Data for the task »
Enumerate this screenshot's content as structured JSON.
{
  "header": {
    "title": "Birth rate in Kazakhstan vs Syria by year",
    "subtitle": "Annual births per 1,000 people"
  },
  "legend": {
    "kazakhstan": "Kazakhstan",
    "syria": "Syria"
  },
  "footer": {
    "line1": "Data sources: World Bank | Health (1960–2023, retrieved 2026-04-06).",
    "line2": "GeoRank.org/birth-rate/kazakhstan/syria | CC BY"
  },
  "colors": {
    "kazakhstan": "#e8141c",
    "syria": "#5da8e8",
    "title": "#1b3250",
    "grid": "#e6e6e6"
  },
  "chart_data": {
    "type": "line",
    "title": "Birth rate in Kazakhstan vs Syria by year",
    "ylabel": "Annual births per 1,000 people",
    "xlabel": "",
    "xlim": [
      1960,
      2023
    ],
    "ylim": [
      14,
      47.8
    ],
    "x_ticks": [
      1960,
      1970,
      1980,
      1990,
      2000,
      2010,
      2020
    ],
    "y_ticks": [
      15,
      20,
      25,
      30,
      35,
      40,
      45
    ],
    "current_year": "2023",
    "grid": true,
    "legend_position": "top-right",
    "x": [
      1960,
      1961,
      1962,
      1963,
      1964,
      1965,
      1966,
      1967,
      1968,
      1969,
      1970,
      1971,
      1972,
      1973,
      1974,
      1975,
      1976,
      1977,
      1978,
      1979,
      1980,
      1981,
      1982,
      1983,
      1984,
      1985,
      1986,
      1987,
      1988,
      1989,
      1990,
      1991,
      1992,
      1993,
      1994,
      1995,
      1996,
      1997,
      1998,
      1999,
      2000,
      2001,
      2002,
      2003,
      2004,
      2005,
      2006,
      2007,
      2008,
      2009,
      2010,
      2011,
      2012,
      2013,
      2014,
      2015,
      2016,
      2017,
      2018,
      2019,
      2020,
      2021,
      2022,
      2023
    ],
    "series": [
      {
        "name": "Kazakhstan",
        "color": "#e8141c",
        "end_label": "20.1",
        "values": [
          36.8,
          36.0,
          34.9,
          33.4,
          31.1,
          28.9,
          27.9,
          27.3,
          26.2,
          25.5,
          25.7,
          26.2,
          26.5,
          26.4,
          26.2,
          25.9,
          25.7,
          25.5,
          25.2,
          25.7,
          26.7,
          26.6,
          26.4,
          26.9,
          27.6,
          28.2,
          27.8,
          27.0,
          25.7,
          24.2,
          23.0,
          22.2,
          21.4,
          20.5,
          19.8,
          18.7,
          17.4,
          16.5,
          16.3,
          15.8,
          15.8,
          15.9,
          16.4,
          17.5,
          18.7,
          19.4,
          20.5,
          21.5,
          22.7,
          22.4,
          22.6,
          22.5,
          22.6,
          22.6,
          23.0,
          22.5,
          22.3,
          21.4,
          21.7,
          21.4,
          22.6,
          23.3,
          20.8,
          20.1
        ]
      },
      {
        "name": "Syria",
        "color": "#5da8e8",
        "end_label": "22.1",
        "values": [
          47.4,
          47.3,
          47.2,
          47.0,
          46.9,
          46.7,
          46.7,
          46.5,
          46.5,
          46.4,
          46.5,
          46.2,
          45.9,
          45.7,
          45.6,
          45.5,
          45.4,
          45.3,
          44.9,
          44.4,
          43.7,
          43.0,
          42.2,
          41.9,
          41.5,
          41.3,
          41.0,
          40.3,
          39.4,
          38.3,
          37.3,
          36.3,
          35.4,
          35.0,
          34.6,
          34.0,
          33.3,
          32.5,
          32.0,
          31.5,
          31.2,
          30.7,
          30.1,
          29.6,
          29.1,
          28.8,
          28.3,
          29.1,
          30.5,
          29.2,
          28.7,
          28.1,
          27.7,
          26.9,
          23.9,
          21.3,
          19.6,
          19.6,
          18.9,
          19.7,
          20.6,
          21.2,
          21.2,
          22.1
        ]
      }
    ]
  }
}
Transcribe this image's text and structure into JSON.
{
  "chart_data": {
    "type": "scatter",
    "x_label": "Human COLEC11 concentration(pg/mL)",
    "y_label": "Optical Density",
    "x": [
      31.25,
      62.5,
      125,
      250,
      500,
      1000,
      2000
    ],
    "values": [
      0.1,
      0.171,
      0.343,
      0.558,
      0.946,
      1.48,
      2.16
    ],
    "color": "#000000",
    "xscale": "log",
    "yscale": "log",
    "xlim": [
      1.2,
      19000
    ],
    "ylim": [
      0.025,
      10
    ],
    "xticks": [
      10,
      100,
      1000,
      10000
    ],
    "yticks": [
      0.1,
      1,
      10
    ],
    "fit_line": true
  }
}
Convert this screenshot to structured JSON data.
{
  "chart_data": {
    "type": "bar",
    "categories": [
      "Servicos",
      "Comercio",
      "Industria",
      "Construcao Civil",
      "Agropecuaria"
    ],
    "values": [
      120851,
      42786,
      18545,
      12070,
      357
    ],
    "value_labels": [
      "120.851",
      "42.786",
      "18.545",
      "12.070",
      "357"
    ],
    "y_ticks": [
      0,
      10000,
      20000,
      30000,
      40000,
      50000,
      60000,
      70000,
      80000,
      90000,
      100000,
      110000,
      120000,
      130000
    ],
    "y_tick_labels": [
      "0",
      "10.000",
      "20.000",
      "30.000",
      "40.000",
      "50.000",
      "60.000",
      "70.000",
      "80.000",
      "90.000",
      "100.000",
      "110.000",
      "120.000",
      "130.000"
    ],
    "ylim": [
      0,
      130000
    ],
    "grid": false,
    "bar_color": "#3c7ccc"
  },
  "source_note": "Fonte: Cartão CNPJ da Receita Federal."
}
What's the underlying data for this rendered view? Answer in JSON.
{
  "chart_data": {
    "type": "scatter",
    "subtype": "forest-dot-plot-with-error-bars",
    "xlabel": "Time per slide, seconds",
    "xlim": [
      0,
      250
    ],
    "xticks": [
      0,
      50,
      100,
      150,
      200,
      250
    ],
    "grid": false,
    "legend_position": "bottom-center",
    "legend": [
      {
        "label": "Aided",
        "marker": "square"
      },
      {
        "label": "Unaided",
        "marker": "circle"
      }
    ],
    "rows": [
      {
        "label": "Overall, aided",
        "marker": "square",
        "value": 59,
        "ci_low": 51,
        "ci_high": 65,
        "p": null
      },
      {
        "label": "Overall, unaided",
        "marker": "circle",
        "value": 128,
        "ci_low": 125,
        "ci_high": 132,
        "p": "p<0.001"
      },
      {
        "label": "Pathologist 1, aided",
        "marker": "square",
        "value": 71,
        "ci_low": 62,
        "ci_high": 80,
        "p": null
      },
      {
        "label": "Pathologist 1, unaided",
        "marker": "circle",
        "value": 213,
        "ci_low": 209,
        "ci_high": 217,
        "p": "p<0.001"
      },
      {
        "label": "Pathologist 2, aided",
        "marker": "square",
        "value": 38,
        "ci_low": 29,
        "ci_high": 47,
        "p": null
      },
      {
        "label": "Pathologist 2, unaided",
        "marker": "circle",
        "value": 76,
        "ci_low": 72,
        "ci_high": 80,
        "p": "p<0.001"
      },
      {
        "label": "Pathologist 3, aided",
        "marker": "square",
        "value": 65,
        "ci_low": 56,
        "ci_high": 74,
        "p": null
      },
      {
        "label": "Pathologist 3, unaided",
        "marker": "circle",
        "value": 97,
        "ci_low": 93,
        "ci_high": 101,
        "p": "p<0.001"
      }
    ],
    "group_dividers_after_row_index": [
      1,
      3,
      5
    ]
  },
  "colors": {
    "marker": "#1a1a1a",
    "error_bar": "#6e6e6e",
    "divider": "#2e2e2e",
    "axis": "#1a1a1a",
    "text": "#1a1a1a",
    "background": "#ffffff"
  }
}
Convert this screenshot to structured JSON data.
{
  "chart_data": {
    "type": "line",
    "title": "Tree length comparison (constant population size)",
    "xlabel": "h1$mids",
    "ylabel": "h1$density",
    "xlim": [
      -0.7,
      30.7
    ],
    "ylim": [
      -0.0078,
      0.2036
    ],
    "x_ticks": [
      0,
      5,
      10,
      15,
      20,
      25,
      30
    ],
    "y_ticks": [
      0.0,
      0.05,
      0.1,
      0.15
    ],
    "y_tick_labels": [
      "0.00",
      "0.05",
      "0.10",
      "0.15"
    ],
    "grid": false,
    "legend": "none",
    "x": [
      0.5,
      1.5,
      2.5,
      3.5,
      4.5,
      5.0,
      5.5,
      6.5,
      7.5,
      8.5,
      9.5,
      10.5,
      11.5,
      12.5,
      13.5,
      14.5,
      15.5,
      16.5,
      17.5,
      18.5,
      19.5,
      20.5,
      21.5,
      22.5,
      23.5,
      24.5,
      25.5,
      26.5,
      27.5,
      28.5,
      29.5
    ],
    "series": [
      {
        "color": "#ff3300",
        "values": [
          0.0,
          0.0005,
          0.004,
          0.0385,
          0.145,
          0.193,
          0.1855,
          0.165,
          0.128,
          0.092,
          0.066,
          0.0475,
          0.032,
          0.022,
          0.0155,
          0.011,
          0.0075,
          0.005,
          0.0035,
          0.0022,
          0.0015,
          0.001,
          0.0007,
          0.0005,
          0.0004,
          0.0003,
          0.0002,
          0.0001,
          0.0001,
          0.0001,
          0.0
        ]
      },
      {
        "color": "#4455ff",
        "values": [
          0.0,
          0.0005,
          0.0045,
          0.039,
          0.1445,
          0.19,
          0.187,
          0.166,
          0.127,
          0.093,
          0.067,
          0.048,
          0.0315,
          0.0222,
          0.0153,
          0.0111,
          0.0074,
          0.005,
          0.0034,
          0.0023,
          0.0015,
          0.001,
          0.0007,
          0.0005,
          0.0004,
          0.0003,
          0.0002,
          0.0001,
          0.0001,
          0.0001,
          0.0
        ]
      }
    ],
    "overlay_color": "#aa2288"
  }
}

Exercise requirements »
Copy out each line in the listing that has the word "Overall".

Expected output »
        "label": "Overall, aided",
        "label": "Overall, unaided",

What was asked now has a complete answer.